■ OBJECTIVE: Give back each entry unchanged, minus pictures.

^^^^^^^^

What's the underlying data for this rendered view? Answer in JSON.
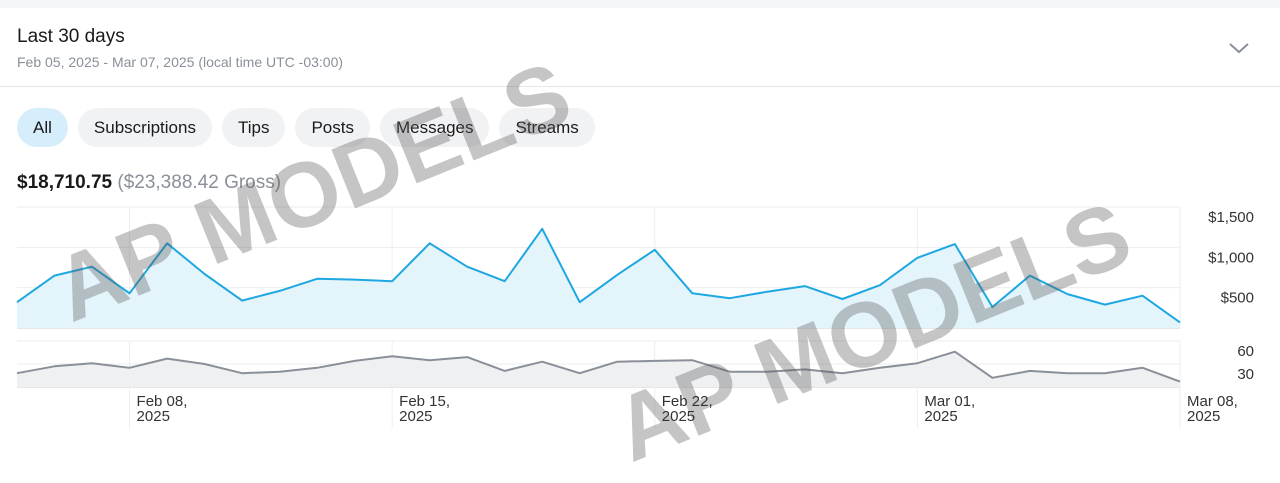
{
  "header": {
    "title": "Last 30 days",
    "subtitle": "Feb 05, 2025 - Mar 07, 2025 (local time UTC -03:00)"
  },
  "tabs": [
    "All",
    "Subscriptions",
    "Tips",
    "Posts",
    "Messages",
    "Streams"
  ],
  "totals": {
    "net": "$18,710.75",
    "gross": "($23,388.42 Gross)"
  },
  "watermark": "AP MODELS",
  "chart_data": [
    {
      "type": "line",
      "color": "#1ea7e0",
      "fill": "#e3f4fb",
      "x": [
        "2025-02-05",
        "2025-02-06",
        "2025-02-07",
        "2025-02-08",
        "2025-02-09",
        "2025-02-10",
        "2025-02-11",
        "2025-02-12",
        "2025-02-13",
        "2025-02-14",
        "2025-02-15",
        "2025-02-16",
        "2025-02-17",
        "2025-02-18",
        "2025-02-19",
        "2025-02-20",
        "2025-02-21",
        "2025-02-22",
        "2025-02-23",
        "2025-02-24",
        "2025-02-25",
        "2025-02-26",
        "2025-02-27",
        "2025-02-28",
        "2025-03-01",
        "2025-03-02",
        "2025-03-03",
        "2025-03-04",
        "2025-03-05",
        "2025-03-06",
        "2025-03-07",
        "2025-03-08"
      ],
      "values": [
        320,
        650,
        760,
        430,
        1050,
        670,
        340,
        460,
        610,
        600,
        580,
        1050,
        760,
        580,
        1230,
        320,
        660,
        970,
        430,
        370,
        450,
        520,
        360,
        530,
        870,
        1040,
        260,
        650,
        420,
        290,
        400,
        70
      ],
      "xlim": [
        "2025-02-05",
        "2025-03-08"
      ],
      "xticks": [
        "2025-02-08",
        "2025-02-15",
        "2025-02-22",
        "2025-03-01",
        "2025-03-08"
      ],
      "ylim": [
        0,
        1500
      ],
      "yticks": [
        {
          "value": 500,
          "label": "$500"
        },
        {
          "value": 1000,
          "label": "$1,000"
        },
        {
          "value": 1500,
          "label": "$1,500"
        }
      ],
      "grid": true
    },
    {
      "type": "line",
      "color": "#8a9099",
      "fill": "#eff0f2",
      "x": [
        "2025-02-05",
        "2025-02-06",
        "2025-02-07",
        "2025-02-08",
        "2025-02-09",
        "2025-02-10",
        "2025-02-11",
        "2025-02-12",
        "2025-02-13",
        "2025-02-14",
        "2025-02-15",
        "2025-02-16",
        "2025-02-17",
        "2025-02-18",
        "2025-02-19",
        "2025-02-20",
        "2025-02-21",
        "2025-02-22",
        "2025-02-23",
        "2025-02-24",
        "2025-02-25",
        "2025-02-26",
        "2025-02-27",
        "2025-02-28",
        "2025-03-01",
        "2025-03-02",
        "2025-03-03",
        "2025-03-04",
        "2025-03-05",
        "2025-03-06",
        "2025-03-07",
        "2025-03-08"
      ],
      "values": [
        18,
        27,
        31,
        25,
        37,
        30,
        18,
        20,
        25,
        34,
        40,
        35,
        39,
        21,
        33,
        18,
        33,
        34,
        35,
        20,
        20,
        23,
        18,
        25,
        31,
        46,
        12,
        21,
        18,
        18,
        25,
        7
      ],
      "xlim": [
        "2025-02-05",
        "2025-03-08"
      ],
      "xticks": [
        {
          "value": "2025-02-08",
          "label": "Feb 08, 2025"
        },
        {
          "value": "2025-02-15",
          "label": "Feb 15, 2025"
        },
        {
          "value": "2025-02-22",
          "label": "Feb 22, 2025"
        },
        {
          "value": "2025-03-01",
          "label": "Mar 01, 2025"
        },
        {
          "value": "2025-03-08",
          "label": "Mar 08, 2025"
        }
      ],
      "ylim": [
        0,
        60
      ],
      "yticks": [
        30,
        60
      ],
      "grid": true
    }
  ]
}
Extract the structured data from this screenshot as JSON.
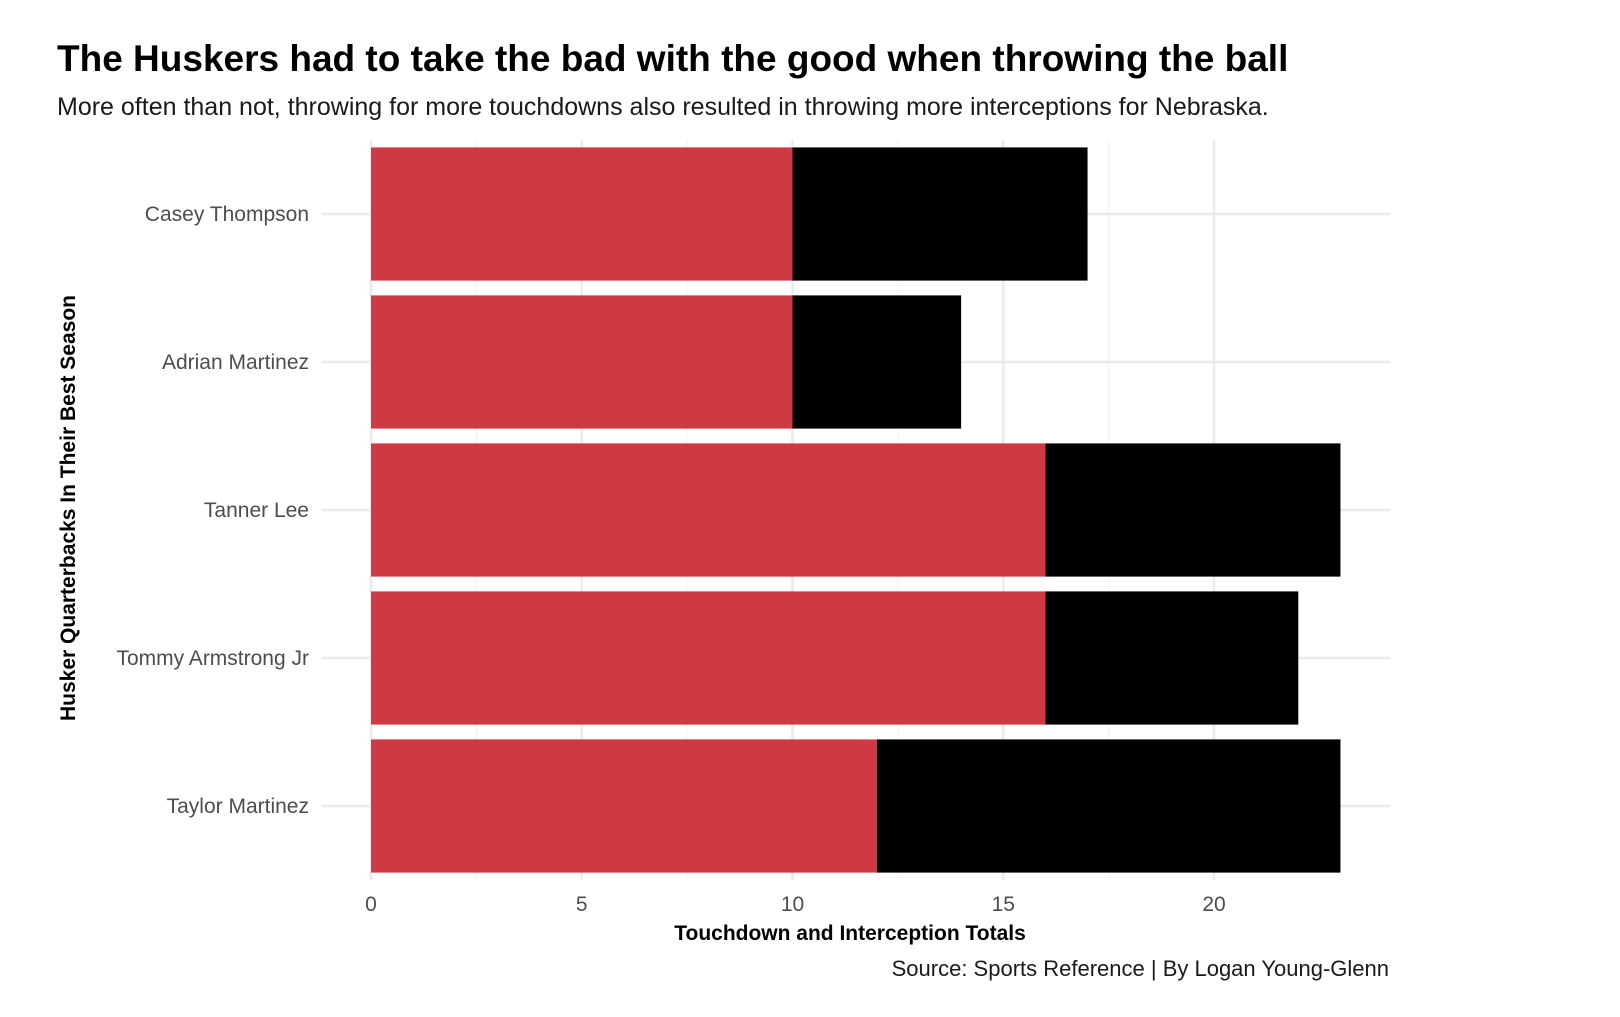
{
  "title": "The Huskers had to take the bad with the good when throwing the ball",
  "subtitle": "More often than not, throwing for more touchdowns also resulted in throwing more interceptions for Nebraska.",
  "caption": "Source: Sports Reference | By Logan Young-Glenn",
  "colors": {
    "touchdowns": "#d13942",
    "interceptions": "#000000",
    "grid": "#ebebeb",
    "tick_text": "#4d4d4d"
  },
  "chart_data": {
    "type": "bar",
    "orientation": "horizontal",
    "stacked": true,
    "title": "The Huskers had to take the bad with the good when throwing the ball",
    "subtitle": "More often than not, throwing for more touchdowns also resulted in throwing more interceptions for Nebraska.",
    "xlabel": "Touchdown and Interception Totals",
    "ylabel": "Husker Quarterbacks In Their Best Season",
    "categories": [
      "Casey Thompson",
      "Adrian Martinez",
      "Tanner Lee",
      "Tommy Armstrong Jr",
      "Taylor Martinez"
    ],
    "series": [
      {
        "values": [
          10,
          10,
          16,
          16,
          12
        ],
        "color": "#d13942"
      },
      {
        "values": [
          7,
          4,
          7,
          6,
          11
        ],
        "color": "#000000"
      }
    ],
    "xlim": [
      0,
      24
    ],
    "xticks": [
      0,
      5,
      10,
      15,
      20
    ],
    "grid": true,
    "legend": "none"
  }
}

^^^^^^^^

■ RESPONSE TO THIS EXERCISE:
What's the underlying data for this rendered view? Answer in JSON.
{
  "header": {
    "title": "Last 30 days",
    "subtitle": "Feb 05, 2025 - Mar 07, 2025 (local time UTC -03:00)"
  },
  "tabs": [
    "All",
    "Subscriptions",
    "Tips",
    "Posts",
    "Messages",
    "Streams"
  ],
  "totals": {
    "net": "$18,710.75",
    "gross": "($23,388.42 Gross)"
  },
  "watermark": "AP MODELS",
  "chart_data": [
    {
      "type": "line",
      "color": "#1ea7e0",
      "fill": "#e3f4fb",
      "x": [
        "2025-02-05",
        "2025-02-06",
        "2025-02-07",
        "2025-02-08",
        "2025-02-09",
        "2025-02-10",
        "2025-02-11",
        "2025-02-12",
        "2025-02-13",
        "2025-02-14",
        "2025-02-15",
        "2025-02-16",
        "2025-02-17",
        "2025-02-18",
        "2025-02-19",
        "2025-02-20",
        "2025-02-21",
        "2025-02-22",
        "2025-02-23",
        "2025-02-24",
        "2025-02-25",
        "2025-02-26",
        "2025-02-27",
        "2025-02-28",
        "2025-03-01",
        "2025-03-02",
        "2025-03-03",
        "2025-03-04",
        "2025-03-05",
        "2025-03-06",
        "2025-03-07",
        "2025-03-08"
      ],
      "values": [
        320,
        650,
        760,
        430,
        1050,
        670,
        340,
        460,
        610,
        600,
        580,
        1050,
        760,
        580,
        1230,
        320,
        660,
        970,
        430,
        370,
        450,
        520,
        360,
        530,
        870,
        1040,
        260,
        650,
        420,
        290,
        400,
        70
      ],
      "xlim": [
        "2025-02-05",
        "2025-03-08"
      ],
      "xticks": [
        "2025-02-08",
        "2025-02-15",
        "2025-02-22",
        "2025-03-01",
        "2025-03-08"
      ],
      "ylim": [
        0,
        1500
      ],
      "yticks": [
        {
          "value": 500,
          "label": "$500"
        },
        {
          "value": 1000,
          "label": "$1,000"
        },
        {
          "value": 1500,
          "label": "$1,500"
        }
      ],
      "grid": true
    },
    {
      "type": "line",
      "color": "#8a9099",
      "fill": "#eff0f2",
      "x": [
        "2025-02-05",
        "2025-02-06",
        "2025-02-07",
        "2025-02-08",
        "2025-02-09",
        "2025-02-10",
        "2025-02-11",
        "2025-02-12",
        "2025-02-13",
        "2025-02-14",
        "2025-02-15",
        "2025-02-16",
        "2025-02-17",
        "2025-02-18",
        "2025-02-19",
        "2025-02-20",
        "2025-02-21",
        "2025-02-22",
        "2025-02-23",
        "2025-02-24",
        "2025-02-25",
        "2025-02-26",
        "2025-02-27",
        "2025-02-28",
        "2025-03-01",
        "2025-03-02",
        "2025-03-03",
        "2025-03-04",
        "2025-03-05",
        "2025-03-06",
        "2025-03-07",
        "2025-03-08"
      ],
      "values": [
        18,
        27,
        31,
        25,
        37,
        30,
        18,
        20,
        25,
        34,
        40,
        35,
        39,
        21,
        33,
        18,
        33,
        34,
        35,
        20,
        20,
        23,
        18,
        25,
        31,
        46,
        12,
        21,
        18,
        18,
        25,
        7
      ],
      "xlim": [
        "2025-02-05",
        "2025-03-08"
      ],
      "xticks": [
        {
          "value": "2025-02-08",
          "label": "Feb 08, 2025"
        },
        {
          "value": "2025-02-15",
          "label": "Feb 15, 2025"
        },
        {
          "value": "2025-02-22",
          "label": "Feb 22, 2025"
        },
        {
          "value": "2025-03-01",
          "label": "Mar 01, 2025"
        },
        {
          "value": "2025-03-08",
          "label": "Mar 08, 2025"
        }
      ],
      "ylim": [
        0,
        60
      ],
      "yticks": [
        30,
        60
      ],
      "grid": true
    }
  ]
}
Extract the structured data from this screenshot as JSON.
{
  "title": "The Huskers had to take the bad with the good when throwing the ball",
  "subtitle": "More often than not, throwing for more touchdowns also resulted in throwing more interceptions for Nebraska.",
  "caption": "Source: Sports Reference | By Logan Young-Glenn",
  "colors": {
    "touchdowns": "#d13942",
    "interceptions": "#000000",
    "grid": "#ebebeb",
    "tick_text": "#4d4d4d"
  },
  "chart_data": {
    "type": "bar",
    "orientation": "horizontal",
    "stacked": true,
    "title": "The Huskers had to take the bad with the good when throwing the ball",
    "subtitle": "More often than not, throwing for more touchdowns also resulted in throwing more interceptions for Nebraska.",
    "xlabel": "Touchdown and Interception Totals",
    "ylabel": "Husker Quarterbacks In Their Best Season",
    "categories": [
      "Casey Thompson",
      "Adrian Martinez",
      "Tanner Lee",
      "Tommy Armstrong Jr",
      "Taylor Martinez"
    ],
    "series": [
      {
        "values": [
          10,
          10,
          16,
          16,
          12
        ],
        "color": "#d13942"
      },
      {
        "values": [
          7,
          4,
          7,
          6,
          11
        ],
        "color": "#000000"
      }
    ],
    "xlim": [
      0,
      24
    ],
    "xticks": [
      0,
      5,
      10,
      15,
      20
    ],
    "grid": true,
    "legend": "none"
  }
}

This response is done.